**Exercise**
Draw out every line with the word "this" from the listing below.

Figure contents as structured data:
□ □ □

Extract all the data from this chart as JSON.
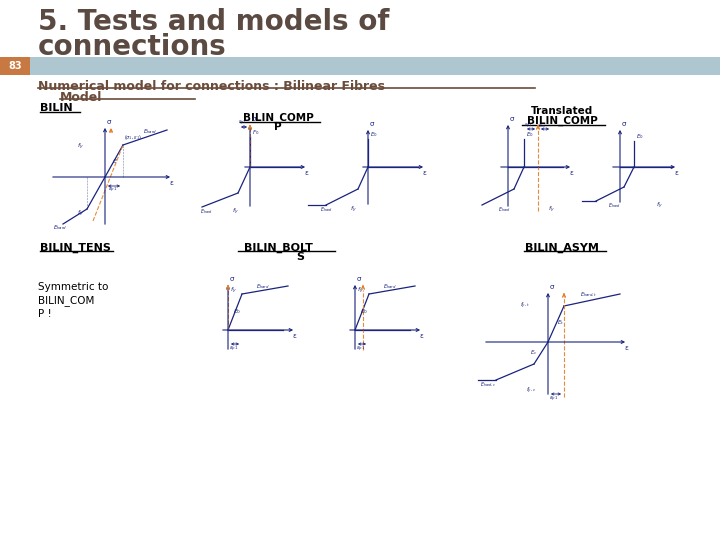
{
  "title_line1": "5. Tests and models of",
  "title_line2": "connections",
  "slide_number": "83",
  "subtitle_line1": "Numerical model for connections : Bilinear Fibres",
  "subtitle_line2": "    Model",
  "slide_bg": "#ffffff",
  "title_color": "#5a4a42",
  "subtitle_color": "#6b4c3b",
  "bar_color": "#c87941",
  "bar_bg": "#aec6cf",
  "diagram_blue": "#1a237e",
  "diagram_orange": "#e67e22"
}
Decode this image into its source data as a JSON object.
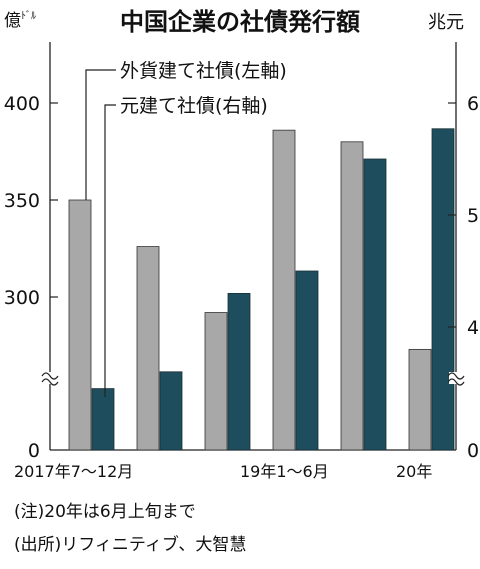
{
  "chart_data": {
    "type": "bar",
    "title": "中国企業の社債発行額",
    "left_unit": "億",
    "left_unit_sub": "ﾄﾞﾙ",
    "right_unit": "兆元",
    "categories": [
      "2017年7〜12月",
      "",
      "",
      "19年1〜6月",
      "",
      "20年"
    ],
    "left_axis": {
      "ticks": [
        0,
        300,
        350,
        400
      ],
      "break_below": 270
    },
    "right_axis": {
      "ticks": [
        0,
        4,
        5,
        6
      ],
      "break_below": 3.3
    },
    "series": [
      {
        "name": "外貨建て社債(左軸)",
        "axis": "left",
        "color": "#a8a8a8",
        "values": [
          350,
          326,
          292,
          386,
          380,
          273
        ]
      },
      {
        "name": "元建て社債(右軸)",
        "axis": "right",
        "color": "#1e4e5e",
        "values": [
          3.45,
          3.6,
          4.3,
          4.5,
          5.5,
          5.77
        ]
      }
    ],
    "notes": [
      "(注)20年は6月上旬まで",
      "(出所)リフィニティブ、大智慧"
    ]
  }
}
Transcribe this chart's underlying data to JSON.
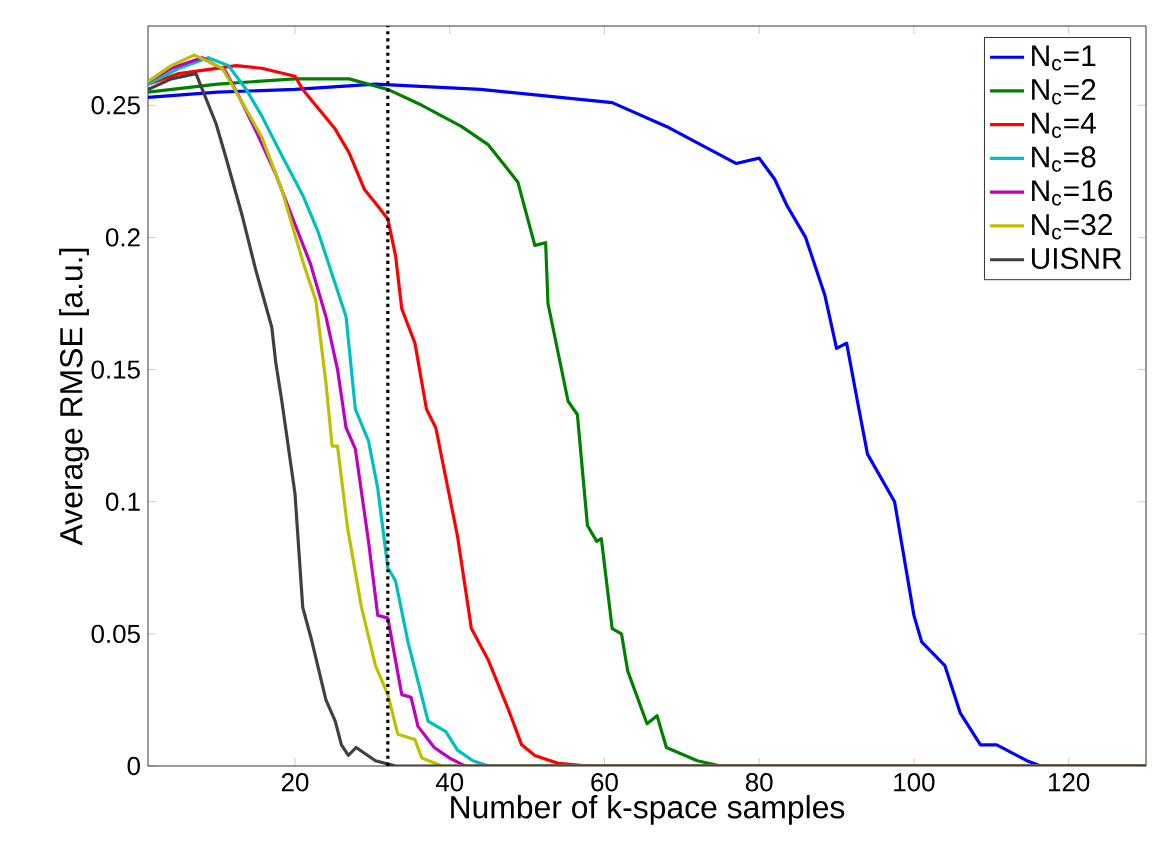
{
  "chart_data": {
    "type": "line",
    "xlabel": "Number of k-space samples",
    "ylabel": "Average RMSE [a.u.]",
    "xlim": [
      1,
      130
    ],
    "ylim": [
      0,
      0.28
    ],
    "xticks": [
      20,
      40,
      60,
      80,
      100,
      120
    ],
    "yticks": [
      0,
      0.05,
      0.1,
      0.15,
      0.2,
      0.25
    ],
    "legend": "top right",
    "grid": false,
    "ref_lines": [
      {
        "axis": "x",
        "value": 32,
        "color": "#000000",
        "line_style": "dotted"
      }
    ],
    "series": [
      {
        "name": "N$_{c}$=1",
        "color": "#0000ff",
        "x": [
          1,
          10,
          20,
          30.4,
          44,
          61,
          68,
          77,
          80,
          82,
          83.6,
          86,
          88.5,
          90,
          91.3,
          92.7,
          94,
          97.5,
          100,
          101,
          104,
          106,
          108.6,
          110.7,
          114.6,
          116.4,
          130
        ],
        "values": [
          0.253,
          0.255,
          0.256,
          0.258,
          0.256,
          0.251,
          0.242,
          0.228,
          0.23,
          0.222,
          0.212,
          0.2,
          0.178,
          0.158,
          0.16,
          0.138,
          0.118,
          0.1,
          0.057,
          0.047,
          0.038,
          0.02,
          0.008,
          0.008,
          0.002,
          0,
          0
        ]
      },
      {
        "name": "N$_{c}$=2",
        "color": "#008000",
        "x": [
          1,
          10,
          20,
          27,
          32,
          36.4,
          41.5,
          45,
          48.8,
          51,
          52.4,
          52.7,
          55.3,
          56.5,
          57.8,
          59,
          59.6,
          61,
          62.2,
          63,
          65.5,
          66.8,
          68,
          72,
          75,
          130
        ],
        "values": [
          0.255,
          0.258,
          0.26,
          0.26,
          0.256,
          0.25,
          0.242,
          0.235,
          0.221,
          0.197,
          0.198,
          0.175,
          0.138,
          0.133,
          0.091,
          0.085,
          0.086,
          0.052,
          0.05,
          0.036,
          0.016,
          0.019,
          0.007,
          0.002,
          0,
          0
        ]
      },
      {
        "name": "N$_{c}$=4",
        "color": "#ff0000",
        "x": [
          1,
          5,
          12.4,
          15.7,
          20,
          21,
          25.2,
          27,
          29,
          30.4,
          32,
          33,
          33.8,
          35.5,
          37,
          38.2,
          41,
          42.8,
          45,
          47.5,
          49.3,
          51,
          54,
          58,
          130
        ],
        "values": [
          0.258,
          0.262,
          0.265,
          0.264,
          0.261,
          0.256,
          0.241,
          0.232,
          0.218,
          0.213,
          0.207,
          0.193,
          0.173,
          0.16,
          0.135,
          0.128,
          0.087,
          0.052,
          0.04,
          0.022,
          0.008,
          0.004,
          0.001,
          0,
          0
        ]
      },
      {
        "name": "N$_{c}$=8",
        "color": "#00bfbf",
        "x": [
          1,
          5,
          8.8,
          11.4,
          13.7,
          15.7,
          18.3,
          21,
          23,
          24.8,
          26.6,
          27.8,
          29.5,
          30.7,
          32,
          33,
          34.6,
          35.9,
          37.2,
          39.5,
          41,
          43,
          45,
          130
        ],
        "values": [
          0.258,
          0.264,
          0.268,
          0.265,
          0.256,
          0.246,
          0.231,
          0.216,
          0.202,
          0.186,
          0.17,
          0.135,
          0.123,
          0.105,
          0.075,
          0.07,
          0.047,
          0.032,
          0.017,
          0.013,
          0.006,
          0.002,
          0,
          0
        ]
      },
      {
        "name": "N$_{c}$=16",
        "color": "#bf00bf",
        "x": [
          1,
          4,
          8,
          11,
          13,
          15,
          17.5,
          20,
          22,
          24,
          25.5,
          26.6,
          27.8,
          29.5,
          30.7,
          32,
          33.8,
          35,
          35.9,
          38,
          40,
          42,
          130
        ],
        "values": [
          0.259,
          0.264,
          0.268,
          0.263,
          0.252,
          0.24,
          0.224,
          0.205,
          0.19,
          0.17,
          0.15,
          0.128,
          0.12,
          0.085,
          0.057,
          0.056,
          0.027,
          0.026,
          0.015,
          0.007,
          0.003,
          0,
          0
        ]
      },
      {
        "name": "N$_{c}$=32",
        "color": "#bfbf00",
        "x": [
          1,
          4,
          7,
          10.6,
          13,
          15.7,
          18.3,
          21,
          22.7,
          24,
          24.8,
          25.5,
          26.8,
          28.6,
          30.4,
          32,
          33.3,
          35.5,
          36.4,
          39,
          130
        ],
        "values": [
          0.259,
          0.265,
          0.269,
          0.264,
          0.252,
          0.238,
          0.218,
          0.191,
          0.176,
          0.145,
          0.121,
          0.121,
          0.09,
          0.06,
          0.038,
          0.027,
          0.012,
          0.01,
          0.003,
          0,
          0
        ]
      },
      {
        "name": "UISNR",
        "color": "#404040",
        "x": [
          1,
          4,
          7.2,
          9.8,
          11,
          13.2,
          14.9,
          17,
          17.5,
          18.3,
          20,
          21,
          22.2,
          24,
          25.2,
          26,
          26.9,
          27.9,
          30.4,
          33,
          130
        ],
        "values": [
          0.256,
          0.26,
          0.262,
          0.243,
          0.231,
          0.208,
          0.188,
          0.166,
          0.153,
          0.138,
          0.103,
          0.06,
          0.047,
          0.025,
          0.017,
          0.008,
          0.004,
          0.007,
          0.002,
          0,
          0
        ]
      }
    ]
  }
}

□ □ □

**Full response**
Extract all the data from this chart as JSON.
Decode this image into its source data as a JSON object.
Transcribe this chart's underlying data to JSON.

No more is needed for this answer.